Dataset items >>

■ ■ ■ ■ ■

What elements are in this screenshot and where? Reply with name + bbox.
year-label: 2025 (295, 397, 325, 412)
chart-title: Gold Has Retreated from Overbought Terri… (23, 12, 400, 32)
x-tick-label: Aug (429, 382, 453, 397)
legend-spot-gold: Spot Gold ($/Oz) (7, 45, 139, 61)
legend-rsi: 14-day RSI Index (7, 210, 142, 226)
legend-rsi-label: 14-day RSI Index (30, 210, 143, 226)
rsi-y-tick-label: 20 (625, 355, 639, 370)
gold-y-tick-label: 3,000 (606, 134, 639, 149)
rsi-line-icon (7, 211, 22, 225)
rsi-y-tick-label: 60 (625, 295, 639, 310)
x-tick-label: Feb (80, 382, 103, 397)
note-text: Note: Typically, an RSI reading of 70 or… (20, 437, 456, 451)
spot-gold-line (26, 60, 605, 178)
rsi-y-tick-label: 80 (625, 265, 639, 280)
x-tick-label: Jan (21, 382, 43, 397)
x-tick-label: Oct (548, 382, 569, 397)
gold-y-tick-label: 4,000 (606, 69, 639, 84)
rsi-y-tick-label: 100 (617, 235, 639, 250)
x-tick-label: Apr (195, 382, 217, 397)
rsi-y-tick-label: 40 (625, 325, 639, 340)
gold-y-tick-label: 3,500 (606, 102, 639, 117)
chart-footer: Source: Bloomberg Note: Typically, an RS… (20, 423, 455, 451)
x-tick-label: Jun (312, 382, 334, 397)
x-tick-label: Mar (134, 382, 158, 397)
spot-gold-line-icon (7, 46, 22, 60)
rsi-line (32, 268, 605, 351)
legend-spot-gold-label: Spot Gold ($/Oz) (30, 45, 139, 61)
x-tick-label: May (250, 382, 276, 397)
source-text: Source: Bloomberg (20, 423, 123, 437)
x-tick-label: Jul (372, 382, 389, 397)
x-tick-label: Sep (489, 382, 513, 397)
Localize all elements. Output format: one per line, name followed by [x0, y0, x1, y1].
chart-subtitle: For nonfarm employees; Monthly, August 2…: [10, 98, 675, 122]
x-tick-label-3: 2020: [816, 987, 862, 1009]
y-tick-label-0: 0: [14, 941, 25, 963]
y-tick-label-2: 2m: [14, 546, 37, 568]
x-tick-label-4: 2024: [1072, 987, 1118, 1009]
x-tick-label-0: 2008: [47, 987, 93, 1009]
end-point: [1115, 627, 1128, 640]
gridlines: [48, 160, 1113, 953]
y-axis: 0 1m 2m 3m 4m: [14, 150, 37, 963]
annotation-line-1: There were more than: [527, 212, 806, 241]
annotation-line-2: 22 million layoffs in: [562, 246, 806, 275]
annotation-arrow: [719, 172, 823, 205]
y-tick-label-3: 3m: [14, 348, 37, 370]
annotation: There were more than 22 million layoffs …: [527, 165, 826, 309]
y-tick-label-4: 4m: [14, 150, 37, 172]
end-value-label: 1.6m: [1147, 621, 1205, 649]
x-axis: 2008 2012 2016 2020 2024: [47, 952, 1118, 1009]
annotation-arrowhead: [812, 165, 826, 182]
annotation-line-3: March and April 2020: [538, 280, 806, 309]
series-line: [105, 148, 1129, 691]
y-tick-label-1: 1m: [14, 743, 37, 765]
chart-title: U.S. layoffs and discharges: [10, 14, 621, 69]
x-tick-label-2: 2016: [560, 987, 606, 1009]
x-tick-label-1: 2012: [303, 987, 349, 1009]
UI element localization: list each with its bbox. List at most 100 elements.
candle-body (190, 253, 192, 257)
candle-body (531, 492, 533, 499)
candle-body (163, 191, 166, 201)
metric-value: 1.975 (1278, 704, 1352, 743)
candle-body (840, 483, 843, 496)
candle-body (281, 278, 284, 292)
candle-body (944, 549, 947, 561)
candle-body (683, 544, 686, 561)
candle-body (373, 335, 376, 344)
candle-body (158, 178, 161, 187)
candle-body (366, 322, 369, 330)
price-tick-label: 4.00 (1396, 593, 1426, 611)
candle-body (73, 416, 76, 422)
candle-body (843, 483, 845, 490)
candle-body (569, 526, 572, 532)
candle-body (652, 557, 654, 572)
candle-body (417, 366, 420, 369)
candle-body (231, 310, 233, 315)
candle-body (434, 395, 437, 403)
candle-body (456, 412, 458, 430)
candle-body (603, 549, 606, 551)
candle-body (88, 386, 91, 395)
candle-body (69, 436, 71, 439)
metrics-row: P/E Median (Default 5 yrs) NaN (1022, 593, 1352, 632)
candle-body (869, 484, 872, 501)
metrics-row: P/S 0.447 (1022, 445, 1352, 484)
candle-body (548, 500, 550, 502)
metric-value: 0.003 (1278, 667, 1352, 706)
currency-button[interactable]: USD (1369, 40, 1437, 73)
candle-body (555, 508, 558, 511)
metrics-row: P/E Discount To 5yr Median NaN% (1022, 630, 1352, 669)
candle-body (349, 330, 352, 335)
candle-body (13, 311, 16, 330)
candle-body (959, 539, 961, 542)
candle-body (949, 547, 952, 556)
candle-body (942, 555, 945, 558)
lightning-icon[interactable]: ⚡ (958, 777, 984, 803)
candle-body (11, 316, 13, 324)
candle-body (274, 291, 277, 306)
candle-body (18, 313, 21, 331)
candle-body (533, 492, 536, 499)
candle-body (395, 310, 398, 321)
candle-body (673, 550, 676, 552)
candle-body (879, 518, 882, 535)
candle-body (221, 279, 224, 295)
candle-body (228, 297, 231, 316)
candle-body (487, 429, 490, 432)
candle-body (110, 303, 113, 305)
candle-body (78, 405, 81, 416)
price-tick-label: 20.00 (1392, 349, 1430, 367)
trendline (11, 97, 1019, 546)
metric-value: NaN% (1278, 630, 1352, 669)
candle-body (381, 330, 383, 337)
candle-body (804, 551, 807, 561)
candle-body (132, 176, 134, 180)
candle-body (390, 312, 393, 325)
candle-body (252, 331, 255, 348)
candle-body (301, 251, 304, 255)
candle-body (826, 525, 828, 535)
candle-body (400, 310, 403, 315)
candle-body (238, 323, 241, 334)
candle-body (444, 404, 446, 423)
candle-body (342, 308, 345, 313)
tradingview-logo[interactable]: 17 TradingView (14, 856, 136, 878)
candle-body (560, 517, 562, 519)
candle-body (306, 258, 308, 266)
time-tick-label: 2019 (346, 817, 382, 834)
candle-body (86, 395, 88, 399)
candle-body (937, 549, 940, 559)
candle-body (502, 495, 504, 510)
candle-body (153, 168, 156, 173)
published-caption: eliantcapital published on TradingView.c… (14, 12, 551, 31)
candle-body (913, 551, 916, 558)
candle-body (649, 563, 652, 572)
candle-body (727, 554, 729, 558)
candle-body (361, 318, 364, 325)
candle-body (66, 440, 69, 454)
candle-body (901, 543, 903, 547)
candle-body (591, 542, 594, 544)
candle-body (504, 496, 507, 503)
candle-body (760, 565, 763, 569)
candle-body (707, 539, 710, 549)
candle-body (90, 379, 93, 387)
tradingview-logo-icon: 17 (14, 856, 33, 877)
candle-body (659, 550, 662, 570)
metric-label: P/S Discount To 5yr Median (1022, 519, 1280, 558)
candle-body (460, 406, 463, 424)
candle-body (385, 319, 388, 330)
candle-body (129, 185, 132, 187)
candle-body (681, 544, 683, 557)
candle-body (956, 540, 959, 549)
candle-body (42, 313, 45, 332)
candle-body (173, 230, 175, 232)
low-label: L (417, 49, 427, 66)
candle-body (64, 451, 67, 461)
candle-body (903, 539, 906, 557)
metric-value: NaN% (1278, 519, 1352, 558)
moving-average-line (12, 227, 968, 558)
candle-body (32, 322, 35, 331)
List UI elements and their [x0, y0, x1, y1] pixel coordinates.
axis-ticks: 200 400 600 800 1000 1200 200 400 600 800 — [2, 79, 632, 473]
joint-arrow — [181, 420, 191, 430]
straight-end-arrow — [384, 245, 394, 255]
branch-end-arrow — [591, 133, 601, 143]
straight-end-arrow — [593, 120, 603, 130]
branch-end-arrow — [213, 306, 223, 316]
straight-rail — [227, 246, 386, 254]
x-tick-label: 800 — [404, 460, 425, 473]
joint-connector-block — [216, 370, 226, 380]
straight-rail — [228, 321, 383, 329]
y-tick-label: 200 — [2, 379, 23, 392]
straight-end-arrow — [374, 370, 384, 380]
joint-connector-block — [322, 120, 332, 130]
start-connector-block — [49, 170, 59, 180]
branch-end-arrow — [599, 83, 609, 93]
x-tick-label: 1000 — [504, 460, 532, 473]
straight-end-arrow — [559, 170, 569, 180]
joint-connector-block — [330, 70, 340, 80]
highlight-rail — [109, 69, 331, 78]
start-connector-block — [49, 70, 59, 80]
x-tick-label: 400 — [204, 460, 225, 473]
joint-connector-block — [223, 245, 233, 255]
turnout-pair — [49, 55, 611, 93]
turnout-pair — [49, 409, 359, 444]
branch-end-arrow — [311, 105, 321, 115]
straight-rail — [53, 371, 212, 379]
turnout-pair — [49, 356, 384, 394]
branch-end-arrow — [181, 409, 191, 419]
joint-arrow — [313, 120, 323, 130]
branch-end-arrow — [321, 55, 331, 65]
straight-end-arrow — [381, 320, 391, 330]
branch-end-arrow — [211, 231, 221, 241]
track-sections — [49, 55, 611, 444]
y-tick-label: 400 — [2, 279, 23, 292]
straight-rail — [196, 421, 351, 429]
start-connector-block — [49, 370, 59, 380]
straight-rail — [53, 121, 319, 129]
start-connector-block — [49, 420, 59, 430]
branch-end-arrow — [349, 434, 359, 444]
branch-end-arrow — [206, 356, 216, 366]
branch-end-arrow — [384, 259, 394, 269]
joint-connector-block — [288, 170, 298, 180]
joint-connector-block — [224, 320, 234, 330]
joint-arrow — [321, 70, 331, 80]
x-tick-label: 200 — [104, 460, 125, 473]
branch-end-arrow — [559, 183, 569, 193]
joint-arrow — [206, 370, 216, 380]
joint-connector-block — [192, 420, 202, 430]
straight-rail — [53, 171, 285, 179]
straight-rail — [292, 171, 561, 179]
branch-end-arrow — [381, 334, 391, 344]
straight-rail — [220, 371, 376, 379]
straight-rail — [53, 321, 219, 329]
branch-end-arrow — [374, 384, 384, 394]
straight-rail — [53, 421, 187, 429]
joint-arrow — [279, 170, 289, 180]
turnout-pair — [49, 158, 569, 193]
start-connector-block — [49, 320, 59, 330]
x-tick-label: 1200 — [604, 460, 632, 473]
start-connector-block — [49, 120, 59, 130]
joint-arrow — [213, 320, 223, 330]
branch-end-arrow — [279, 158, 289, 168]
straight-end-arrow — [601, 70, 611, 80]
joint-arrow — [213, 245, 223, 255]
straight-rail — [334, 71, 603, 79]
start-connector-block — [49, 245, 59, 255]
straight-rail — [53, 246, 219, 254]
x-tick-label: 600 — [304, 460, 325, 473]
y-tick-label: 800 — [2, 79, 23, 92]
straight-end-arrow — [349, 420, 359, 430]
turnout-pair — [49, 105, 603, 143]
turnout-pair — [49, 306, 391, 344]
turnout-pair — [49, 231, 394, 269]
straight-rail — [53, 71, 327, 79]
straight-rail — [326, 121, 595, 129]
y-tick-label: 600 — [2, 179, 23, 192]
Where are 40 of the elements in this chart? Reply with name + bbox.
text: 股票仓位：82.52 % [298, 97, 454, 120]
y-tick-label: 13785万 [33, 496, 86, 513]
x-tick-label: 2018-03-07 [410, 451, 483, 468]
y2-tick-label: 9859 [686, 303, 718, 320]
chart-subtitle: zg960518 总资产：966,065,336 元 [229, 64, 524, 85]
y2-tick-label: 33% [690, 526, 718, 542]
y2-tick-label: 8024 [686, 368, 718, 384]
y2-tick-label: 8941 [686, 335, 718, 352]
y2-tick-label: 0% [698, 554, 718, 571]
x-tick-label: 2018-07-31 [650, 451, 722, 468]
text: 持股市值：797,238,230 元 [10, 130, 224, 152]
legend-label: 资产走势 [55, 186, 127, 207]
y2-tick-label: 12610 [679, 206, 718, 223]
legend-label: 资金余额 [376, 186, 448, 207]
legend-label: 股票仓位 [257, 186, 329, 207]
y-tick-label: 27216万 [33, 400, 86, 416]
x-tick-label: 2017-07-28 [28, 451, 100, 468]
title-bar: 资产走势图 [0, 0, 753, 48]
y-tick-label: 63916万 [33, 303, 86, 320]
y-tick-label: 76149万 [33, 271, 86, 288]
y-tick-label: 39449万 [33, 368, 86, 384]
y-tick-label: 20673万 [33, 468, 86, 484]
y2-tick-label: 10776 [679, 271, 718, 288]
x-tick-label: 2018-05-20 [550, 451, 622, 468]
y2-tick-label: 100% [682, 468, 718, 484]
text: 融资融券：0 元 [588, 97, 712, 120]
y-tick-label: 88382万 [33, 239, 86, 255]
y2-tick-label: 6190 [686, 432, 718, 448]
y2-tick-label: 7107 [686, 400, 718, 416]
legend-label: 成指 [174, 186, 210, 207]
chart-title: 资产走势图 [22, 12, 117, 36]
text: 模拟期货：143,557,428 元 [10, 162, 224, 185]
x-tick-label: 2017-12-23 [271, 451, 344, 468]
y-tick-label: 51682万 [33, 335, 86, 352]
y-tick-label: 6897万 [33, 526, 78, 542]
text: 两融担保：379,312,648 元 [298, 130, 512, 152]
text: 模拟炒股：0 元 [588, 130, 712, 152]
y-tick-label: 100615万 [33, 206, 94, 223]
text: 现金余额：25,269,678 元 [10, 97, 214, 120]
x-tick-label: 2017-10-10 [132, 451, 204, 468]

■ ■ ■ ■ ■

Directions for this task >> Which lines of the items above contain the string "subtitle"? Pick out each one and copy it in full.

Exercise result >>
chart-subtitle: For nonfarm employees; Monthly, August 2…: [10, 98, 675, 122]
chart-subtitle: zg960518 总资产：966,065,336 元 [229, 64, 524, 85]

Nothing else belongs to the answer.